Dataset entries.
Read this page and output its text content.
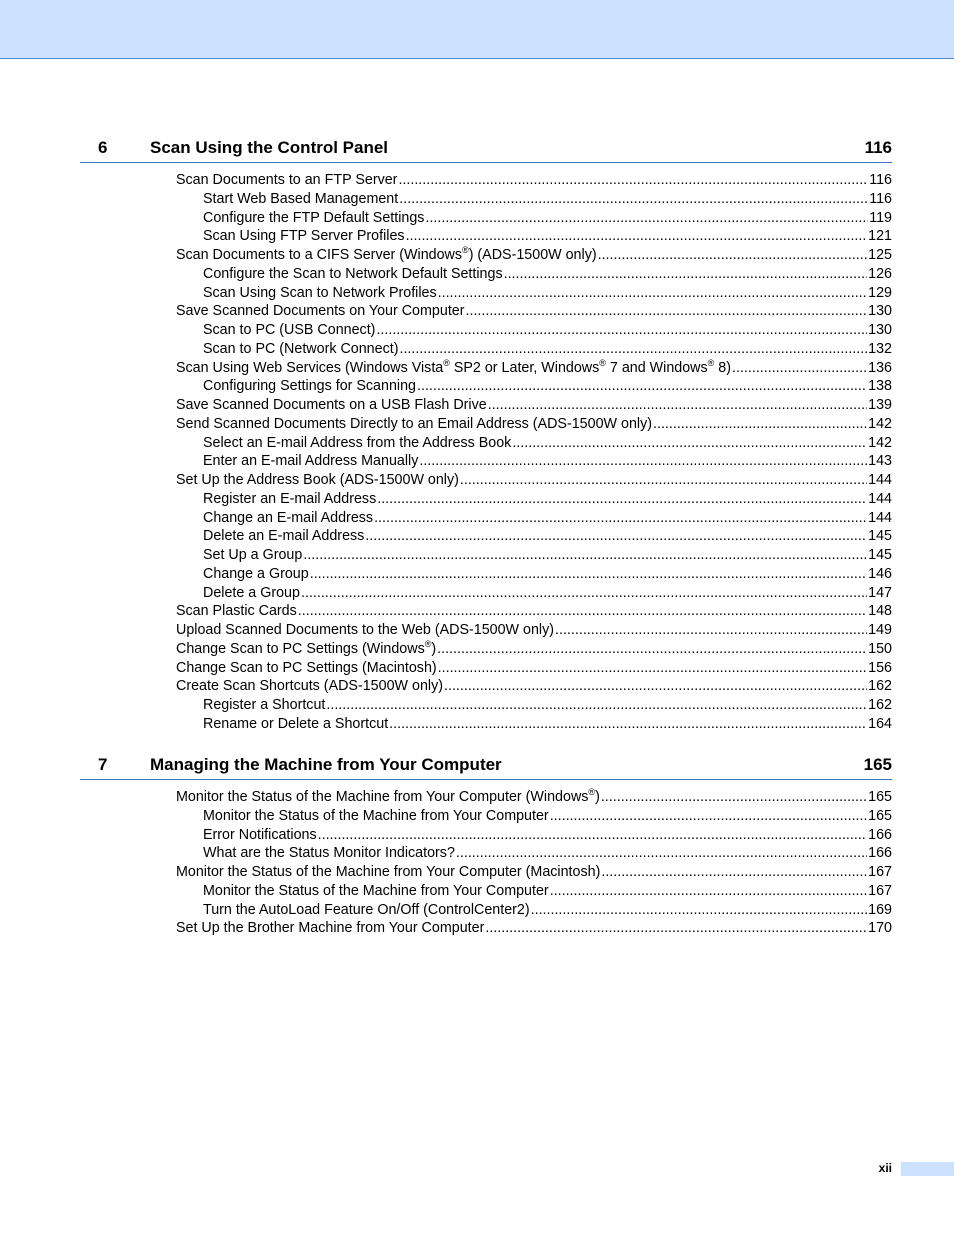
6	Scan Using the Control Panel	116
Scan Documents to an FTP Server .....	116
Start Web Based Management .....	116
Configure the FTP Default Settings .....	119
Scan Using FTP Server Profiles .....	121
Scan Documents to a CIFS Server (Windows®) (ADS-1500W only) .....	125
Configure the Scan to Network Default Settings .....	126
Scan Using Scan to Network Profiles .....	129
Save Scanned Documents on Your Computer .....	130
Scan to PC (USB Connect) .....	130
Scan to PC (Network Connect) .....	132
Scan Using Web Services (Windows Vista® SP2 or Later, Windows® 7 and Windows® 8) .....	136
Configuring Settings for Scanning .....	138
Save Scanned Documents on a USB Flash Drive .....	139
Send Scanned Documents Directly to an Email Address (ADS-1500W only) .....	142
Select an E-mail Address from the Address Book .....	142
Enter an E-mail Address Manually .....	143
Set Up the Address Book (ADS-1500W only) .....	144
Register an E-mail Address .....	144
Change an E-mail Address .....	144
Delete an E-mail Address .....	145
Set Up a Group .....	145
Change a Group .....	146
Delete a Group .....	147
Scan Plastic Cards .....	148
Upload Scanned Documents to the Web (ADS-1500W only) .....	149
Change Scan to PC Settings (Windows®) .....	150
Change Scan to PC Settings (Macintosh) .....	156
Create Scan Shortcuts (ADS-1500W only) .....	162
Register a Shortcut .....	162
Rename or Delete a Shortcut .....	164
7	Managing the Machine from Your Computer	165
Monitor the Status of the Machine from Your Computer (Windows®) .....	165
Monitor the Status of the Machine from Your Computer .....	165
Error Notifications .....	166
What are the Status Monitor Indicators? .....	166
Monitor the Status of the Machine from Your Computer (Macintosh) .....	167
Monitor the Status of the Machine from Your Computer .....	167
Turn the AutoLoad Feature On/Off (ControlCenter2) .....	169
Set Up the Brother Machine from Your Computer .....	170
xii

==

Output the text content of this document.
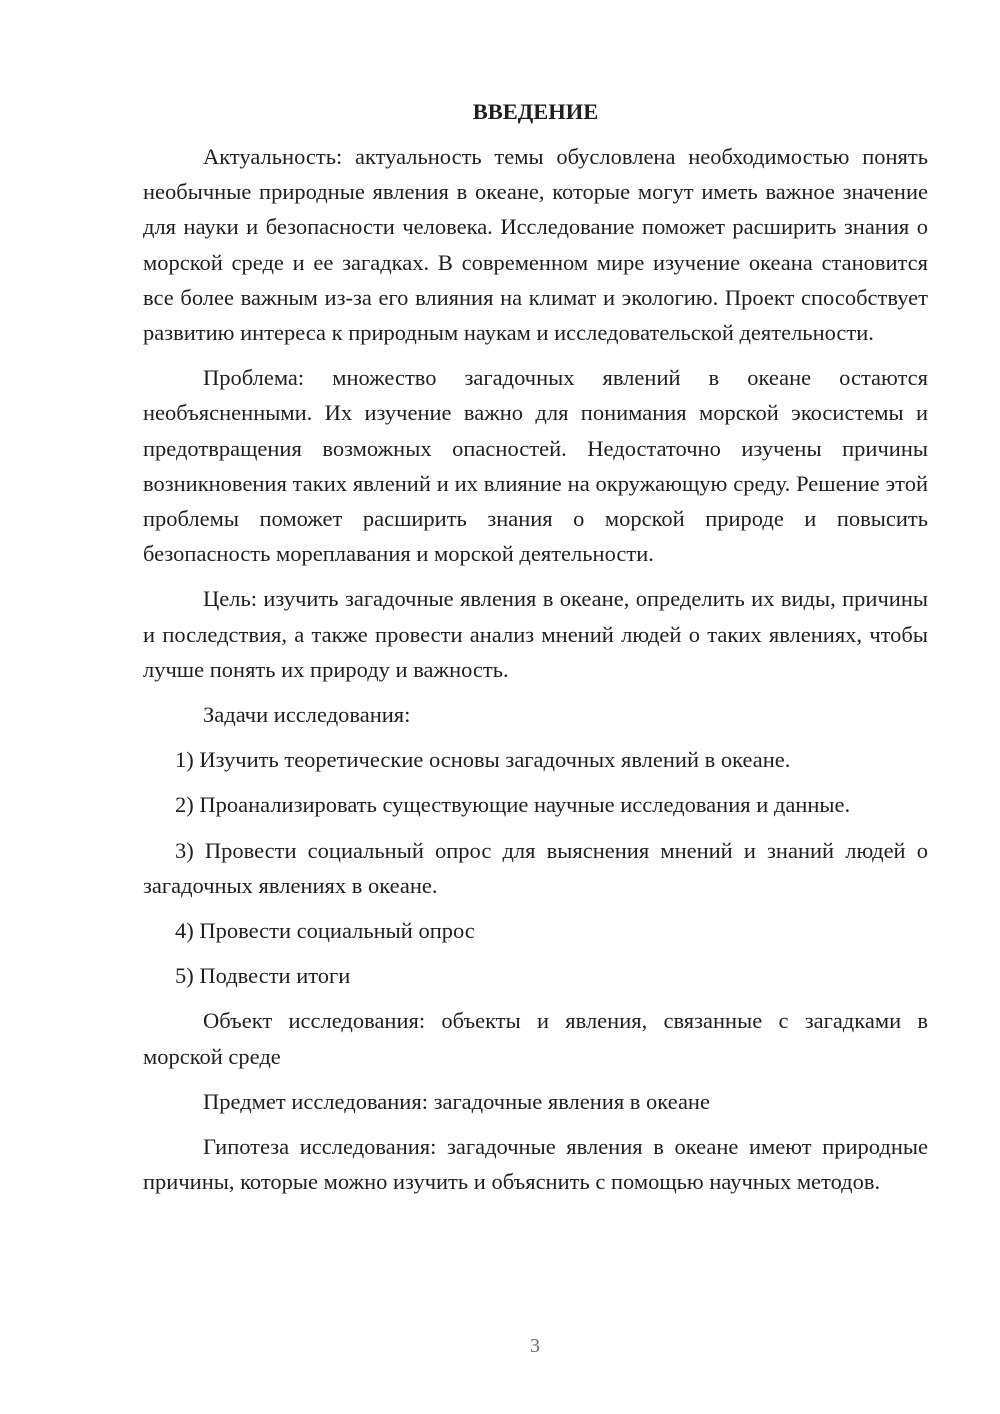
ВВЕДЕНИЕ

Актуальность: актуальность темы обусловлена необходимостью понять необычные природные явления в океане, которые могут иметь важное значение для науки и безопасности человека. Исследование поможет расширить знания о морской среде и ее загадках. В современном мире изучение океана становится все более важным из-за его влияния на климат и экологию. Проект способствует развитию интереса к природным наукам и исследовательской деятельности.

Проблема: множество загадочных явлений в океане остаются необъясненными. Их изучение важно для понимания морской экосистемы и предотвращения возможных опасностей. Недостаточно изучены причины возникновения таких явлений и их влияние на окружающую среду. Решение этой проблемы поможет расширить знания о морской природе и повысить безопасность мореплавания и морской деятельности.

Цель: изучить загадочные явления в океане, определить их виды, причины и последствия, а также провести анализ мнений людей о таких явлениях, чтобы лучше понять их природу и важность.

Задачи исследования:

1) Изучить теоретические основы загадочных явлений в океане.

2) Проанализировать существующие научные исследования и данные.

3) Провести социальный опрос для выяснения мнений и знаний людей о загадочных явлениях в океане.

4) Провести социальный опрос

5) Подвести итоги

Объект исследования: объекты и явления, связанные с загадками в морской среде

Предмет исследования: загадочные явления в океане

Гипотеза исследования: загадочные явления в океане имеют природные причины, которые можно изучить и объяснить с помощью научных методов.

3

Objective.
Copy out every line of the listing that contains the string "this".

Solution below.
Read this page and output its text content.
Output the text content of this document.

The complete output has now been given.